- [WORK TO DO] Where a line in the listing below contains the word "JSON", copy that line.

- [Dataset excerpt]

-----

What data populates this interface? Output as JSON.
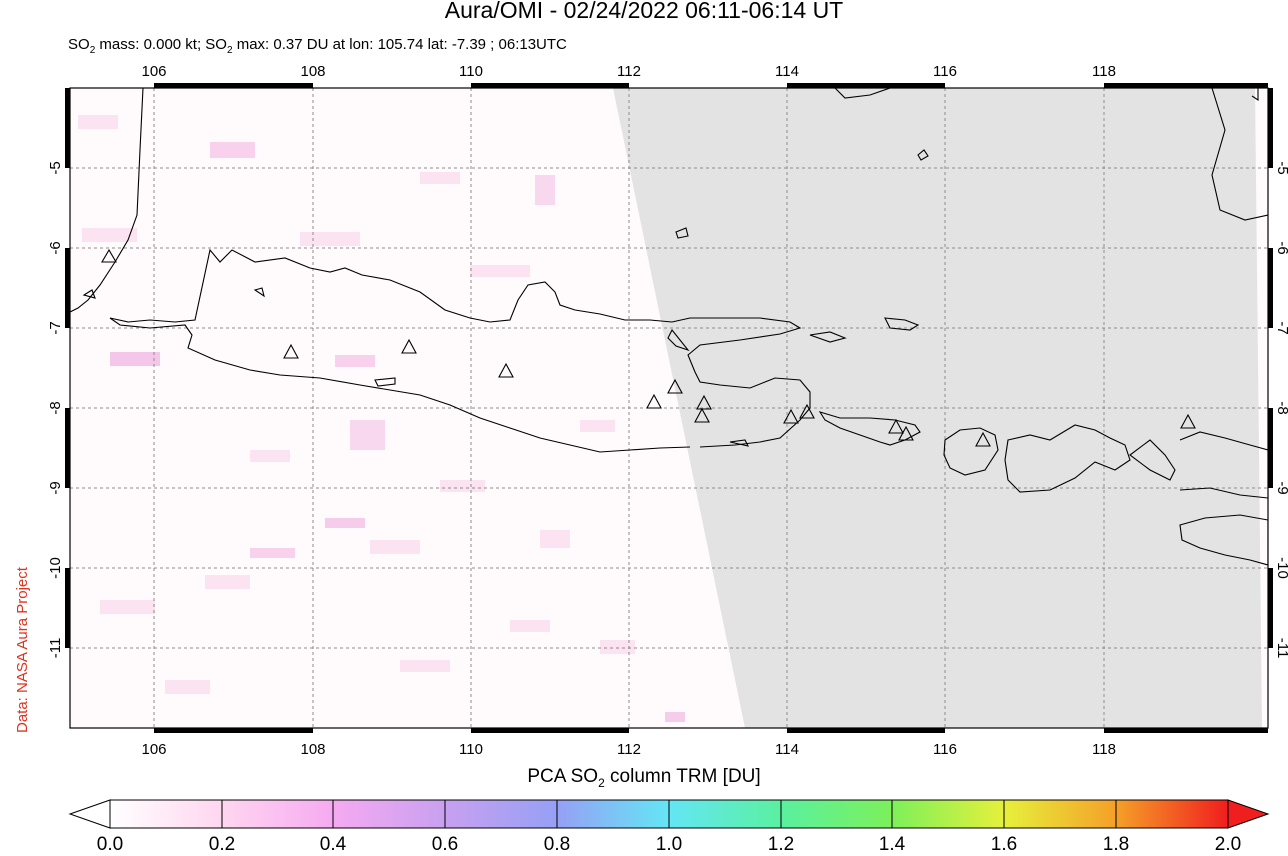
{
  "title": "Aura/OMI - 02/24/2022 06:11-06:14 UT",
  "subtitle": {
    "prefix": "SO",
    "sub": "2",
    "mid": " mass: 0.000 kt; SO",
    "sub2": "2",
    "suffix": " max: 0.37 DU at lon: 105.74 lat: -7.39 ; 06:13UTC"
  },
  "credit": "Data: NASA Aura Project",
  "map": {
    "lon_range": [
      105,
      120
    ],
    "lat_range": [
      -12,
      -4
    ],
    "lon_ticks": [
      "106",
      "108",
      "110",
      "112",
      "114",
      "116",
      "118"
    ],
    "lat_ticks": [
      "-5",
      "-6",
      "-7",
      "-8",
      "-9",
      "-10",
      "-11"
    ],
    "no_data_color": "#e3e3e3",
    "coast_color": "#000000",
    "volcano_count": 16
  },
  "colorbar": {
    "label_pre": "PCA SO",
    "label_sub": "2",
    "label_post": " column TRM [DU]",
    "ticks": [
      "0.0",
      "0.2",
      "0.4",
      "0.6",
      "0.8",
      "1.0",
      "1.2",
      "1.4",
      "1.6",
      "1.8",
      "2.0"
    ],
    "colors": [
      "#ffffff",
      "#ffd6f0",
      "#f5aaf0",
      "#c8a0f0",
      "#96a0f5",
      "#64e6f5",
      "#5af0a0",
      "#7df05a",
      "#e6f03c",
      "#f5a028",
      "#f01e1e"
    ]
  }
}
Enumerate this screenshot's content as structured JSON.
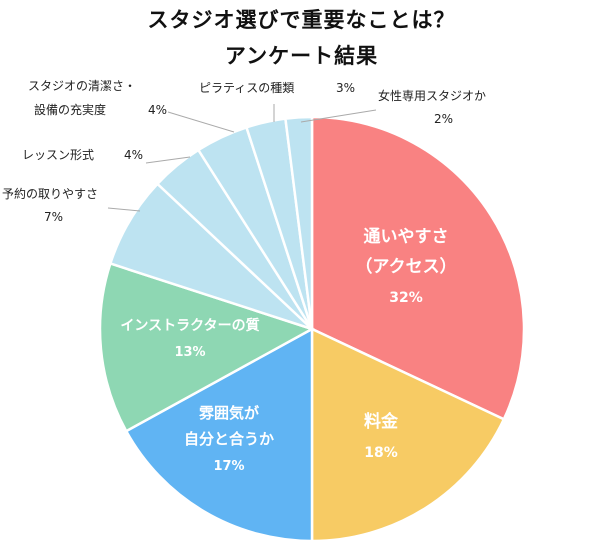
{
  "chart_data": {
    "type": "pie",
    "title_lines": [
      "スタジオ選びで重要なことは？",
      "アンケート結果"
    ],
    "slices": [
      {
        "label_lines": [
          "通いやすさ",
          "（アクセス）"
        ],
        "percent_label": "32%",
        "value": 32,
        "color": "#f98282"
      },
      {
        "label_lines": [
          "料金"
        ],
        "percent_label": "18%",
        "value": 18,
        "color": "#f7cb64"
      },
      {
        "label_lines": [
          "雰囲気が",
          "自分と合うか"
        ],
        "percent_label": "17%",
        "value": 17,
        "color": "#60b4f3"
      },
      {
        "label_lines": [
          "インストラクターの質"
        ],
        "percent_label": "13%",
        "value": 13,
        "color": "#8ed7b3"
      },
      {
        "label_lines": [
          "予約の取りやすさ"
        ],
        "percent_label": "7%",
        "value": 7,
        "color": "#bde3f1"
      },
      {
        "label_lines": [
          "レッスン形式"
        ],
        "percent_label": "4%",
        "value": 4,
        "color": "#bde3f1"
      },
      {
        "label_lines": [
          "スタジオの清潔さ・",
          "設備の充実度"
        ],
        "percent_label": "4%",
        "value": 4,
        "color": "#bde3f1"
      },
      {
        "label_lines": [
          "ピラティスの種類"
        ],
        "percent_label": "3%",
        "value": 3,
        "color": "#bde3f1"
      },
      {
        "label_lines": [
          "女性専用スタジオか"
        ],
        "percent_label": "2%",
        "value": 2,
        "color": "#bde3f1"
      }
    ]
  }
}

-----

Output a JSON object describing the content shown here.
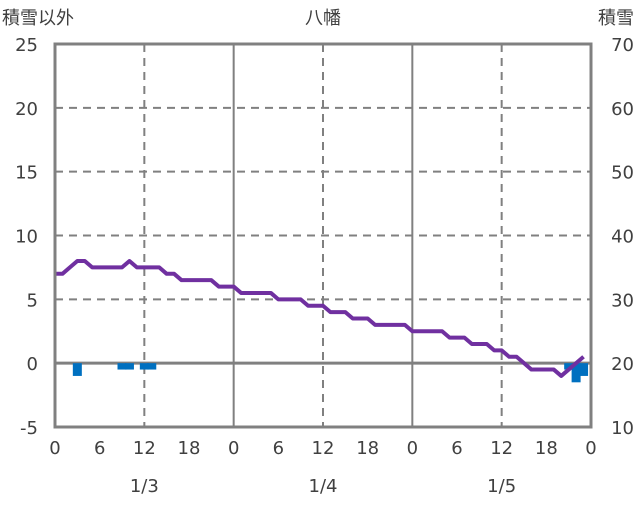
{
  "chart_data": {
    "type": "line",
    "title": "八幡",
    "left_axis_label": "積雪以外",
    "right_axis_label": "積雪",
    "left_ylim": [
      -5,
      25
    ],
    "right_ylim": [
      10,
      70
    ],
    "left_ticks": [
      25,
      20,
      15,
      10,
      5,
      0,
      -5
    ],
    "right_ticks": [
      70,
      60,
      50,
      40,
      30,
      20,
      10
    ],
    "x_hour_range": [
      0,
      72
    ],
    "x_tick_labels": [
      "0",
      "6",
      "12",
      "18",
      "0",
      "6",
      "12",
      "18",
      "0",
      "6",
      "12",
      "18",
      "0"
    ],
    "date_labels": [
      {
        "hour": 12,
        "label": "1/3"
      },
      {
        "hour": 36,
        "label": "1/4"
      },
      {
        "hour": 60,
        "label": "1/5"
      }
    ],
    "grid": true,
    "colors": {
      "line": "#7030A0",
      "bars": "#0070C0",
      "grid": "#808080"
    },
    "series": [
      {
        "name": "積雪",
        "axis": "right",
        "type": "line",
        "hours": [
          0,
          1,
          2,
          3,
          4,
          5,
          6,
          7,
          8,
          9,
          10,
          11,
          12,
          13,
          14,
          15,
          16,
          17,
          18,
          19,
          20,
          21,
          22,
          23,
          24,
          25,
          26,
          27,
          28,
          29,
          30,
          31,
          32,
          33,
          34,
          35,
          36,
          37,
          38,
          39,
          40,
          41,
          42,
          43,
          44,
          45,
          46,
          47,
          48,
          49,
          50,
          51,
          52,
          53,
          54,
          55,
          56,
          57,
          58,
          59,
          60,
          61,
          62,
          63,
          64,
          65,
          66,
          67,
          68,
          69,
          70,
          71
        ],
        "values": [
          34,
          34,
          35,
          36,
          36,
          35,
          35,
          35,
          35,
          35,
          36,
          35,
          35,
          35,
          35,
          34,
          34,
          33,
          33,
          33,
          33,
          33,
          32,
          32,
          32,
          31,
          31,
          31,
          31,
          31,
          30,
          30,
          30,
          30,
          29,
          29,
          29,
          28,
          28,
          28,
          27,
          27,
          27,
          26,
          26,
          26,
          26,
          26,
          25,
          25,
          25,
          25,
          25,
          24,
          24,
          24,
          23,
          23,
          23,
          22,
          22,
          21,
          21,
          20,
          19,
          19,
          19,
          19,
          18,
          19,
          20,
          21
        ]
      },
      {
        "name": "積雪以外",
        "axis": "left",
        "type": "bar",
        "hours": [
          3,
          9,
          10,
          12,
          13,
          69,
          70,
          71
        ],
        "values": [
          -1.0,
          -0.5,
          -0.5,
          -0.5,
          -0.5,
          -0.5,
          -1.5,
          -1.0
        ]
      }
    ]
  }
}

-----

- [SOLUTION BELOW]
What data populates this interface? Output as JSON.
Enumerate this screenshot's content as structured JSON.
Output a JSON object describing the content shown here.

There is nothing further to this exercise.